● Exercise directions: Pick out the lines below with "FIBERID" and list them.

● Extracted information:
— begin —
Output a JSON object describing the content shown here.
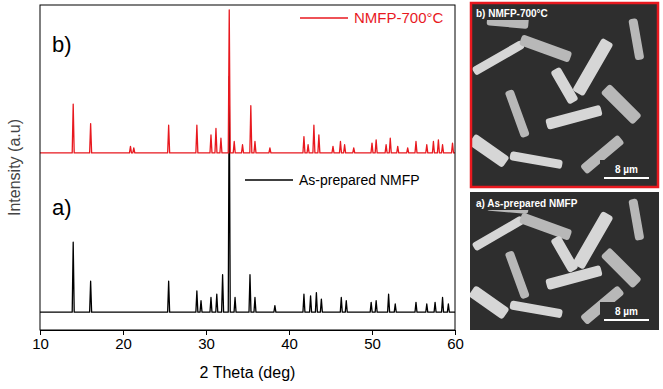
{
  "chart_data": {
    "type": "line",
    "x_label": "2 Theta (deg)",
    "y_label": "Intensity (a.u)",
    "xlim": [
      10,
      60
    ],
    "xticks": [
      10,
      20,
      30,
      40,
      50,
      60
    ],
    "ylim": [
      0,
      100
    ],
    "yticks": [],
    "tick_labels": "x",
    "legend": "right",
    "annotations": [
      "a)",
      "b)"
    ],
    "series": [
      {
        "name": "As-prepared NMFP",
        "color": "#000000",
        "x": [
          10,
          13.88,
          14,
          14.12,
          15.98,
          16.1,
          16.22,
          25.38,
          25.5,
          25.62,
          28.78,
          28.9,
          29.02,
          29.28,
          29.4,
          29.52,
          30.48,
          30.6,
          30.72,
          31.18,
          31.3,
          31.42,
          31.88,
          32,
          32.12,
          32.68,
          32.8,
          32.92,
          33.38,
          33.5,
          33.62,
          35.18,
          35.3,
          35.42,
          35.78,
          35.9,
          36.02,
          38.18,
          38.3,
          38.42,
          41.68,
          41.8,
          41.92,
          42.48,
          42.6,
          42.72,
          43.18,
          43.3,
          43.42,
          43.78,
          43.9,
          44.02,
          46.18,
          46.3,
          46.42,
          46.78,
          46.9,
          47.02,
          49.78,
          49.9,
          50.02,
          50.38,
          50.5,
          50.62,
          51.88,
          52,
          52.12,
          52.68,
          52.8,
          52.92,
          55.18,
          55.3,
          55.42,
          56.48,
          56.6,
          56.72,
          57.48,
          57.6,
          57.72,
          58.38,
          58.5,
          58.62,
          59.08,
          59.2,
          59.32,
          60
        ],
        "values": [
          5.5,
          5.5,
          27,
          5.5,
          5.5,
          15,
          5.5,
          5.5,
          15,
          5.5,
          5.5,
          12,
          5.5,
          5.5,
          9,
          5.5,
          5.5,
          10,
          5.5,
          5.5,
          11,
          5.5,
          5.5,
          17,
          5.5,
          5.5,
          78,
          5.5,
          5.5,
          10,
          5.5,
          5.5,
          17,
          5.5,
          5.5,
          10,
          5.5,
          5.5,
          7.5,
          5.5,
          5.5,
          11,
          5.5,
          5.5,
          10.5,
          5.5,
          5.5,
          11.5,
          5.5,
          5.5,
          9.5,
          5.5,
          5.5,
          10,
          5.5,
          5.5,
          9,
          5.5,
          5.5,
          8.5,
          5.5,
          5.5,
          9,
          5.5,
          5.5,
          11,
          5.5,
          5.5,
          8,
          5.5,
          5.5,
          8.5,
          5.5,
          5.5,
          8,
          5.5,
          5.5,
          8.5,
          5.5,
          5.5,
          10,
          5.5,
          5.5,
          8,
          5.5,
          5.5
        ]
      },
      {
        "name": "NMFP-700°C",
        "color": "#e8191f",
        "x": [
          10,
          13.88,
          14,
          14.12,
          15.98,
          16.1,
          16.22,
          20.78,
          20.9,
          21.02,
          21.18,
          21.3,
          21.42,
          25.38,
          25.5,
          25.62,
          28.78,
          28.9,
          29.02,
          30.48,
          30.6,
          30.72,
          31.08,
          31.2,
          31.32,
          31.68,
          31.8,
          31.92,
          32.68,
          32.8,
          32.92,
          33.28,
          33.4,
          33.52,
          34.28,
          34.4,
          34.52,
          35.28,
          35.4,
          35.52,
          35.78,
          35.9,
          36.02,
          37.58,
          37.7,
          37.82,
          41.68,
          41.8,
          41.92,
          42.18,
          42.3,
          42.42,
          42.88,
          43,
          43.12,
          43.48,
          43.6,
          43.72,
          45.18,
          45.3,
          45.42,
          46.08,
          46.2,
          46.32,
          46.58,
          46.7,
          46.82,
          47.68,
          47.8,
          47.92,
          49.88,
          50,
          50.12,
          50.38,
          50.5,
          50.62,
          51.58,
          51.7,
          51.82,
          52.08,
          52.2,
          52.32,
          52.98,
          53.1,
          53.22,
          54.18,
          54.3,
          54.42,
          55.18,
          55.3,
          55.42,
          56.48,
          56.6,
          56.72,
          57.28,
          57.4,
          57.52,
          57.88,
          58,
          58.12,
          58.38,
          58.5,
          58.62,
          59.58,
          59.7,
          59.82,
          60
        ],
        "values": [
          54.5,
          54.5,
          69.5,
          54.5,
          54.5,
          63.5,
          54.5,
          54.5,
          56.5,
          54.5,
          54.5,
          56,
          54.5,
          54.5,
          63,
          54.5,
          54.5,
          63,
          54.5,
          54.5,
          60,
          54.5,
          54.5,
          62,
          54.5,
          54.5,
          59,
          54.5,
          54.5,
          98.5,
          54.5,
          54.5,
          58,
          54.5,
          54.5,
          57,
          54.5,
          54.5,
          69,
          54.5,
          54.5,
          58,
          54.5,
          54.5,
          56,
          54.5,
          54.5,
          59.5,
          54.5,
          54.5,
          57,
          54.5,
          54.5,
          63,
          54.5,
          54.5,
          60,
          54.5,
          54.5,
          56.5,
          54.5,
          54.5,
          58,
          54.5,
          54.5,
          57,
          54.5,
          54.5,
          56,
          54.5,
          54.5,
          57.5,
          54.5,
          54.5,
          58.5,
          54.5,
          54.5,
          57,
          54.5,
          54.5,
          59,
          54.5,
          54.5,
          56.5,
          54.5,
          54.5,
          56,
          54.5,
          54.5,
          58,
          54.5,
          54.5,
          57,
          54.5,
          54.5,
          58,
          54.5,
          54.5,
          58.5,
          54.5,
          54.5,
          57,
          54.5,
          54.5,
          57.5,
          54.5,
          54.5
        ]
      }
    ]
  },
  "images": [
    {
      "title": "b) NMFP-700°C",
      "scale_bar": "8 µm"
    },
    {
      "title": "a) As-prepared NMFP",
      "scale_bar": "8 µm"
    }
  ]
}
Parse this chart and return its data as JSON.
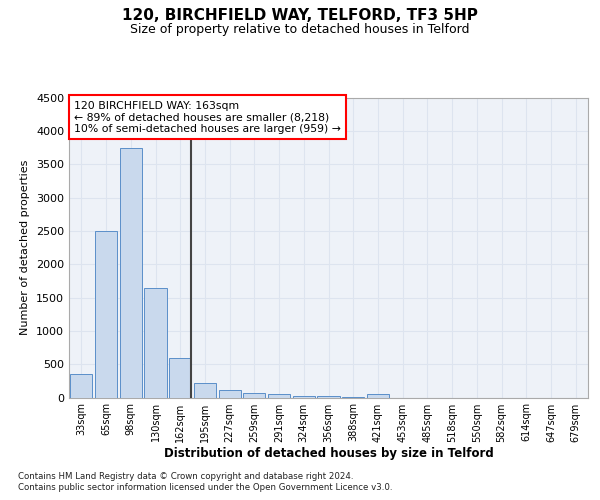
{
  "title1": "120, BIRCHFIELD WAY, TELFORD, TF3 5HP",
  "title2": "Size of property relative to detached houses in Telford",
  "xlabel": "Distribution of detached houses by size in Telford",
  "ylabel": "Number of detached properties",
  "bin_labels": [
    "33sqm",
    "65sqm",
    "98sqm",
    "130sqm",
    "162sqm",
    "195sqm",
    "227sqm",
    "259sqm",
    "291sqm",
    "324sqm",
    "356sqm",
    "388sqm",
    "421sqm",
    "453sqm",
    "485sqm",
    "518sqm",
    "550sqm",
    "582sqm",
    "614sqm",
    "647sqm",
    "679sqm"
  ],
  "bar_values": [
    350,
    2500,
    3750,
    1650,
    600,
    225,
    110,
    75,
    50,
    30,
    18,
    10,
    50,
    0,
    0,
    0,
    0,
    0,
    0,
    0,
    0
  ],
  "bar_color": "#c9d9ed",
  "bar_edge_color": "#5b8fc9",
  "ylim": [
    0,
    4500
  ],
  "yticks": [
    0,
    500,
    1000,
    1500,
    2000,
    2500,
    3000,
    3500,
    4000,
    4500
  ],
  "property_bin_index": 4,
  "annotation_text": "120 BIRCHFIELD WAY: 163sqm\n← 89% of detached houses are smaller (8,218)\n10% of semi-detached houses are larger (959) →",
  "footnote1": "Contains HM Land Registry data © Crown copyright and database right 2024.",
  "footnote2": "Contains public sector information licensed under the Open Government Licence v3.0.",
  "grid_color": "#dde4ef",
  "bg_color": "#eef2f8"
}
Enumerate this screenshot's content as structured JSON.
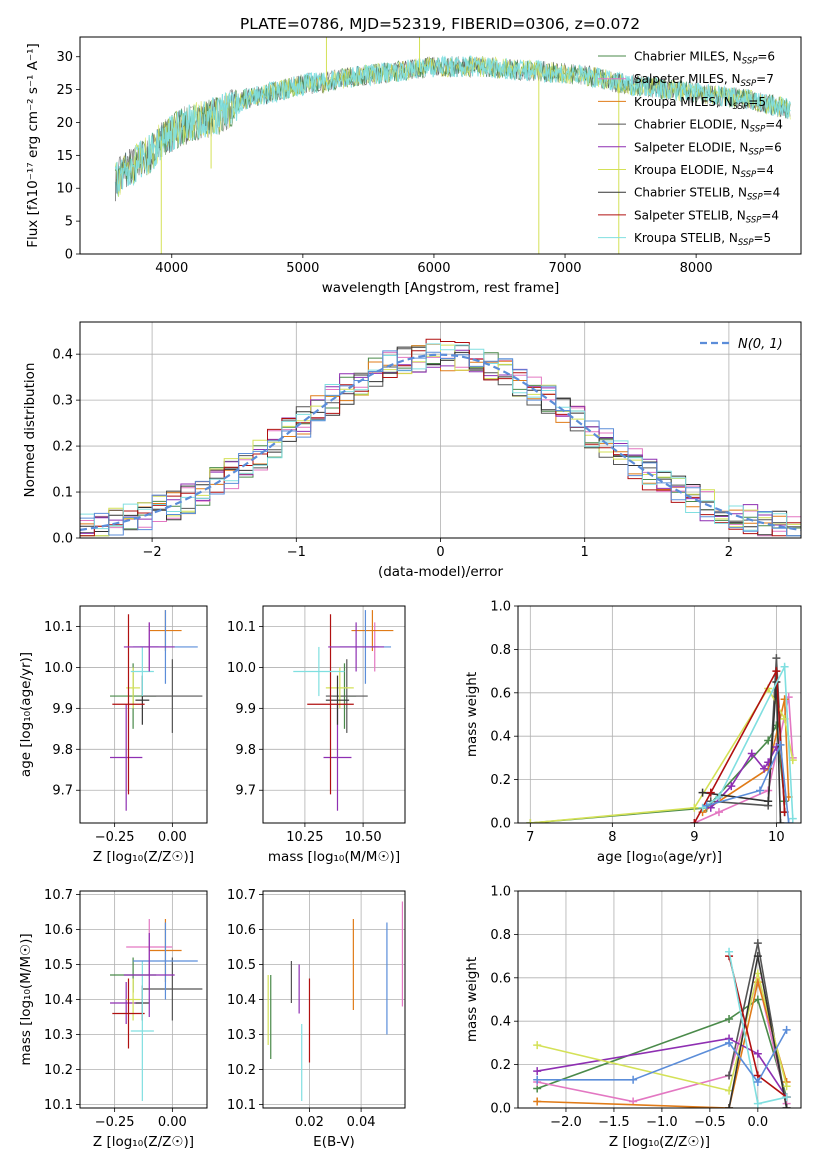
{
  "title": "PLATE=0786, MJD=52319, FIBERID=0306, z=0.072",
  "chart_data": [
    {
      "id": "spectrum",
      "type": "line",
      "title": "PLATE=0786, MJD=52319, FIBERID=0306, z=0.072",
      "xlabel": "wavelength [Angstrom, rest frame]",
      "ylabel": "Flux [f_λ 10^-17 erg cm^-2 s^-1 A^-1]",
      "xlim": [
        3300,
        8800
      ],
      "ylim": [
        0,
        33
      ],
      "xticks": [
        4000,
        5000,
        6000,
        7000,
        8000
      ],
      "yticks": [
        0,
        5,
        10,
        15,
        20,
        25,
        30
      ],
      "legend_position": "upper right",
      "series": [
        {
          "name": "Chabrier MILES, N_SSP=6",
          "color": "#4a8a4a"
        },
        {
          "name": "Salpeter MILES, N_SSP=7",
          "color": "#e377c2"
        },
        {
          "name": "Kroupa MILES, N_SSP=5",
          "color": "#e07b18"
        },
        {
          "name": "Chabrier ELODIE, N_SSP=4",
          "color": "#555555"
        },
        {
          "name": "Salpeter ELODIE, N_SSP=6",
          "color": "#8e2fb2"
        },
        {
          "name": "Kroupa ELODIE, N_SSP=4",
          "color": "#d4e157"
        },
        {
          "name": "Chabrier STELIB, N_SSP=4",
          "color": "#333333"
        },
        {
          "name": "Salpeter STELIB, N_SSP=4",
          "color": "#b01010"
        },
        {
          "name": "Kroupa STELIB, N_SSP=5",
          "color": "#80dfe0"
        }
      ],
      "envelope": [
        [
          3570,
          11
        ],
        [
          3650,
          13
        ],
        [
          3750,
          14
        ],
        [
          3850,
          15.5
        ],
        [
          3950,
          18
        ],
        [
          4050,
          19
        ],
        [
          4150,
          20
        ],
        [
          4250,
          20.5
        ],
        [
          4350,
          21
        ],
        [
          4450,
          22
        ],
        [
          4550,
          23.5
        ],
        [
          4650,
          24
        ],
        [
          4750,
          24.5
        ],
        [
          4850,
          25
        ],
        [
          4950,
          25.5
        ],
        [
          5050,
          26
        ],
        [
          5150,
          26
        ],
        [
          5250,
          26.5
        ],
        [
          5400,
          27
        ],
        [
          5600,
          27.5
        ],
        [
          5800,
          28
        ],
        [
          6000,
          28.5
        ],
        [
          6200,
          28.5
        ],
        [
          6400,
          28.5
        ],
        [
          6600,
          28
        ],
        [
          6800,
          27.8
        ],
        [
          7000,
          27.5
        ],
        [
          7200,
          27
        ],
        [
          7400,
          26
        ],
        [
          7600,
          25.5
        ],
        [
          7800,
          25
        ],
        [
          8000,
          24.5
        ],
        [
          8200,
          24
        ],
        [
          8400,
          23.5
        ],
        [
          8600,
          22.5
        ],
        [
          8720,
          22
        ]
      ]
    },
    {
      "id": "residual-histogram",
      "type": "line",
      "xlabel": "(data-model)/error",
      "ylabel": "Normed distribution",
      "xlim": [
        -2.5,
        2.5
      ],
      "ylim": [
        0,
        0.47
      ],
      "xticks": [
        -2,
        -1,
        0,
        1,
        2
      ],
      "yticks": [
        0.0,
        0.1,
        0.2,
        0.3,
        0.4
      ],
      "legend": [
        {
          "name": "N(0,1)",
          "color": "#5b8dd9"
        }
      ],
      "legend_position": "upper right",
      "bins": {
        "start": -2.5,
        "width": 0.1
      }
    },
    {
      "id": "age-vs-Z",
      "type": "scatter",
      "xlabel": "Z [log10(Z/Z_sun)]",
      "ylabel": "age [log10(age/yr)]",
      "xlim": [
        -0.4,
        0.15
      ],
      "ylim": [
        9.62,
        10.15
      ],
      "xticks": [
        -0.25,
        0.0
      ],
      "yticks": [
        9.7,
        9.8,
        9.9,
        10.0,
        10.1
      ],
      "points": [
        {
          "x": -0.17,
          "y": 9.93,
          "xerr": 0.1,
          "yerr": 0.08,
          "color": "#4a8a4a"
        },
        {
          "x": -0.1,
          "y": 10.05,
          "xerr": 0.04,
          "yerr": 0.06,
          "color": "#e377c2"
        },
        {
          "x": -0.03,
          "y": 10.09,
          "xerr": 0.07,
          "yerr": 0.05,
          "color": "#e07b18"
        },
        {
          "x": 0.0,
          "y": 9.93,
          "xerr": 0.13,
          "yerr": 0.09,
          "color": "#555555"
        },
        {
          "x": -0.2,
          "y": 9.78,
          "xerr": 0.07,
          "yerr": 0.13,
          "color": "#8e2fb2"
        },
        {
          "x": -0.17,
          "y": 9.95,
          "xerr": 0.03,
          "yerr": 0.05,
          "color": "#d4e157"
        },
        {
          "x": -0.13,
          "y": 9.92,
          "xerr": 0.03,
          "yerr": 0.06,
          "color": "#333333"
        },
        {
          "x": -0.19,
          "y": 9.91,
          "xerr": 0.07,
          "yerr": 0.22,
          "color": "#b01010"
        },
        {
          "x": -0.13,
          "y": 9.99,
          "xerr": 0.05,
          "yerr": 0.06,
          "color": "#80dfe0"
        },
        {
          "x": -0.03,
          "y": 10.05,
          "xerr": 0.14,
          "yerr": 0.09,
          "color": "#5b8dd9"
        },
        {
          "x": -0.1,
          "y": 10.05,
          "xerr": 0.11,
          "yerr": 0.06,
          "color": "#8e2fb2"
        }
      ]
    },
    {
      "id": "age-vs-mass",
      "type": "scatter",
      "xlabel": "mass [log10(M/M_sun)]",
      "ylabel": "",
      "xlim": [
        10.07,
        10.68
      ],
      "ylim": [
        9.62,
        10.15
      ],
      "xticks": [
        10.25,
        10.5
      ],
      "yticks": [
        9.7,
        9.8,
        9.9,
        10.0,
        10.1
      ],
      "points": [
        {
          "x": 10.42,
          "y": 9.93,
          "xerr": 0.05,
          "yerr": 0.08,
          "color": "#4a8a4a"
        },
        {
          "x": 10.55,
          "y": 10.05,
          "xerr": 0.02,
          "yerr": 0.06,
          "color": "#e377c2"
        },
        {
          "x": 10.54,
          "y": 10.09,
          "xerr": 0.09,
          "yerr": 0.05,
          "color": "#e07b18"
        },
        {
          "x": 10.43,
          "y": 9.93,
          "xerr": 0.09,
          "yerr": 0.09,
          "color": "#555555"
        },
        {
          "x": 10.39,
          "y": 9.78,
          "xerr": 0.06,
          "yerr": 0.13,
          "color": "#8e2fb2"
        },
        {
          "x": 10.4,
          "y": 9.95,
          "xerr": 0.06,
          "yerr": 0.05,
          "color": "#d4e157"
        },
        {
          "x": 10.39,
          "y": 9.92,
          "xerr": 0.05,
          "yerr": 0.06,
          "color": "#333333"
        },
        {
          "x": 10.36,
          "y": 9.91,
          "xerr": 0.1,
          "yerr": 0.22,
          "color": "#b01010"
        },
        {
          "x": 10.31,
          "y": 9.99,
          "xerr": 0.11,
          "yerr": 0.06,
          "color": "#80dfe0"
        },
        {
          "x": 10.51,
          "y": 10.05,
          "xerr": 0.11,
          "yerr": 0.09,
          "color": "#5b8dd9"
        },
        {
          "x": 10.47,
          "y": 10.05,
          "xerr": 0.12,
          "yerr": 0.06,
          "color": "#8e2fb2"
        }
      ]
    },
    {
      "id": "mass-weight-vs-age",
      "type": "line",
      "xlabel": "age [log10(age/yr)]",
      "ylabel": "mass weight",
      "xlim": [
        6.85,
        10.3
      ],
      "ylim": [
        0,
        1.0
      ],
      "xticks": [
        7,
        8,
        9,
        10
      ],
      "yticks": [
        0.0,
        0.2,
        0.4,
        0.6,
        0.8,
        1.0
      ],
      "series": [
        {
          "color": "#4a8a4a",
          "points": [
            [
              7.0,
              0.0
            ],
            [
              9.15,
              0.07
            ],
            [
              9.9,
              0.38
            ],
            [
              10.0,
              0.45
            ],
            [
              10.1,
              0.1
            ]
          ]
        },
        {
          "color": "#e377c2",
          "points": [
            [
              9.0,
              0.0
            ],
            [
              9.3,
              0.05
            ],
            [
              9.9,
              0.15
            ],
            [
              10.15,
              0.58
            ],
            [
              10.2,
              0.3
            ]
          ]
        },
        {
          "color": "#e07b18",
          "points": [
            [
              9.1,
              0.05
            ],
            [
              9.9,
              0.25
            ],
            [
              10.1,
              0.57
            ],
            [
              10.15,
              0.12
            ]
          ]
        },
        {
          "color": "#555555",
          "points": [
            [
              9.2,
              0.1
            ],
            [
              9.9,
              0.08
            ],
            [
              10.0,
              0.76
            ],
            [
              10.1,
              0.05
            ]
          ]
        },
        {
          "color": "#8e2fb2",
          "points": [
            [
              9.2,
              0.07
            ],
            [
              9.45,
              0.17
            ],
            [
              9.7,
              0.32
            ],
            [
              9.85,
              0.25
            ],
            [
              9.9,
              0.28
            ],
            [
              10.0,
              0.35
            ]
          ]
        },
        {
          "color": "#d4e157",
          "points": [
            [
              7.0,
              0.0
            ],
            [
              9.0,
              0.07
            ],
            [
              9.9,
              0.62
            ],
            [
              10.1,
              0.48
            ],
            [
              10.2,
              0.29
            ]
          ]
        },
        {
          "color": "#333333",
          "points": [
            [
              9.1,
              0.14
            ],
            [
              9.9,
              0.1
            ],
            [
              10.0,
              0.65
            ],
            [
              10.05,
              0.0
            ]
          ]
        },
        {
          "color": "#b01010",
          "points": [
            [
              9.0,
              0.0
            ],
            [
              9.2,
              0.14
            ],
            [
              10.0,
              0.7
            ],
            [
              10.1,
              0.05
            ]
          ]
        },
        {
          "color": "#80dfe0",
          "points": [
            [
              9.1,
              0.07
            ],
            [
              9.3,
              0.12
            ],
            [
              10.1,
              0.72
            ],
            [
              10.2,
              0.02
            ]
          ]
        },
        {
          "color": "#5b8dd9",
          "points": [
            [
              9.15,
              0.08
            ],
            [
              9.8,
              0.15
            ],
            [
              10.05,
              0.36
            ],
            [
              10.15,
              0.0
            ]
          ]
        }
      ]
    },
    {
      "id": "mass-vs-Z",
      "type": "scatter",
      "xlabel": "Z [log10(Z/Z_sun)]",
      "ylabel": "mass [log10(M/M_sun)]",
      "xlim": [
        -0.4,
        0.15
      ],
      "ylim": [
        10.09,
        10.71
      ],
      "xticks": [
        -0.25,
        0.0
      ],
      "yticks": [
        10.1,
        10.2,
        10.3,
        10.4,
        10.5,
        10.6,
        10.7
      ],
      "points": [
        {
          "x": -0.17,
          "y": 10.47,
          "xerr": 0.1,
          "yerr": 0.05,
          "color": "#4a8a4a"
        },
        {
          "x": -0.1,
          "y": 10.55,
          "xerr": 0.1,
          "yerr": 0.08,
          "color": "#e377c2"
        },
        {
          "x": -0.03,
          "y": 10.54,
          "xerr": 0.07,
          "yerr": 0.09,
          "color": "#e07b18"
        },
        {
          "x": 0.0,
          "y": 10.43,
          "xerr": 0.13,
          "yerr": 0.09,
          "color": "#555555"
        },
        {
          "x": -0.2,
          "y": 10.39,
          "xerr": 0.07,
          "yerr": 0.06,
          "color": "#8e2fb2"
        },
        {
          "x": -0.17,
          "y": 10.4,
          "xerr": 0.03,
          "yerr": 0.06,
          "color": "#d4e157"
        },
        {
          "x": -0.13,
          "y": 10.39,
          "xerr": 0.03,
          "yerr": 0.05,
          "color": "#333333"
        },
        {
          "x": -0.19,
          "y": 10.36,
          "xerr": 0.07,
          "yerr": 0.1,
          "color": "#b01010"
        },
        {
          "x": -0.13,
          "y": 10.31,
          "xerr": 0.05,
          "yerr": 0.2,
          "color": "#80dfe0"
        },
        {
          "x": -0.03,
          "y": 10.51,
          "xerr": 0.14,
          "yerr": 0.11,
          "color": "#5b8dd9"
        },
        {
          "x": -0.1,
          "y": 10.47,
          "xerr": 0.11,
          "yerr": 0.12,
          "color": "#8e2fb2"
        }
      ]
    },
    {
      "id": "mass-vs-EBV",
      "type": "scatter",
      "xlabel": "E(B-V)",
      "ylabel": "",
      "xlim": [
        0.002,
        0.057
      ],
      "ylim": [
        10.09,
        10.71
      ],
      "xticks": [
        0.02,
        0.04
      ],
      "yticks": [
        10.1,
        10.2,
        10.3,
        10.4,
        10.5,
        10.6,
        10.7
      ],
      "points": [
        {
          "x": 0.005,
          "y": 10.35,
          "yerr": 0.12,
          "color": "#4a8a4a"
        },
        {
          "x": 0.004,
          "y": 10.37,
          "yerr": 0.1,
          "color": "#d4e157"
        },
        {
          "x": 0.013,
          "y": 10.45,
          "yerr": 0.06,
          "color": "#555555"
        },
        {
          "x": 0.016,
          "y": 10.43,
          "yerr": 0.07,
          "color": "#8e2fb2"
        },
        {
          "x": 0.017,
          "y": 10.22,
          "yerr": 0.11,
          "color": "#80dfe0"
        },
        {
          "x": 0.02,
          "y": 10.34,
          "yerr": 0.12,
          "color": "#b01010"
        },
        {
          "x": 0.037,
          "y": 10.5,
          "yerr": 0.13,
          "color": "#e07b18"
        },
        {
          "x": 0.05,
          "y": 10.46,
          "yerr": 0.16,
          "color": "#5b8dd9"
        },
        {
          "x": 0.056,
          "y": 10.53,
          "yerr": 0.15,
          "color": "#e377c2"
        }
      ]
    },
    {
      "id": "mass-weight-vs-Z",
      "type": "line",
      "xlabel": "Z [log10(Z/Z_sun)]",
      "ylabel": "mass weight",
      "xlim": [
        -2.5,
        0.45
      ],
      "ylim": [
        0,
        1.0
      ],
      "xticks": [
        -2.0,
        -1.5,
        -1.0,
        -0.5,
        0.0
      ],
      "yticks": [
        0.0,
        0.2,
        0.4,
        0.6,
        0.8,
        1.0
      ],
      "series": [
        {
          "color": "#4a8a4a",
          "points": [
            [
              -2.3,
              0.09
            ],
            [
              -0.3,
              0.41
            ],
            [
              0.0,
              0.5
            ],
            [
              0.3,
              0.05
            ]
          ]
        },
        {
          "color": "#e377c2",
          "points": [
            [
              -2.3,
              0.12
            ],
            [
              -1.3,
              0.03
            ],
            [
              -0.3,
              0.15
            ],
            [
              0.0,
              0.6
            ],
            [
              0.3,
              0.02
            ]
          ]
        },
        {
          "color": "#e07b18",
          "points": [
            [
              -2.3,
              0.03
            ],
            [
              -0.3,
              0.0
            ],
            [
              0.0,
              0.58
            ],
            [
              0.3,
              0.12
            ]
          ]
        },
        {
          "color": "#555555",
          "points": [
            [
              -0.3,
              0.15
            ],
            [
              0.0,
              0.76
            ],
            [
              0.3,
              0.0
            ]
          ]
        },
        {
          "color": "#8e2fb2",
          "points": [
            [
              -2.3,
              0.17
            ],
            [
              -0.3,
              0.32
            ],
            [
              0.0,
              0.25
            ],
            [
              0.3,
              0.05
            ]
          ]
        },
        {
          "color": "#d4e157",
          "points": [
            [
              -2.3,
              0.29
            ],
            [
              -0.3,
              0.08
            ],
            [
              0.0,
              0.62
            ],
            [
              0.3,
              0.1
            ]
          ]
        },
        {
          "color": "#333333",
          "points": [
            [
              -0.3,
              0.0
            ],
            [
              0.0,
              0.7
            ],
            [
              0.3,
              0.0
            ]
          ]
        },
        {
          "color": "#b01010",
          "points": [
            [
              -0.3,
              0.7
            ],
            [
              0.0,
              0.15
            ],
            [
              0.3,
              0.05
            ]
          ]
        },
        {
          "color": "#80dfe0",
          "points": [
            [
              -0.3,
              0.72
            ],
            [
              0.0,
              0.02
            ],
            [
              0.3,
              0.05
            ]
          ]
        },
        {
          "color": "#5b8dd9",
          "points": [
            [
              -2.3,
              0.13
            ],
            [
              -1.3,
              0.13
            ],
            [
              -0.3,
              0.3
            ],
            [
              0.0,
              0.12
            ],
            [
              0.3,
              0.36
            ]
          ]
        }
      ]
    }
  ]
}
— end —
● Answer to the problem:
  "title": "PLATE=0786, MJD=52319, FIBERID=0306, z=0.072",
      "title": "PLATE=0786, MJD=52319, FIBERID=0306, z=0.072",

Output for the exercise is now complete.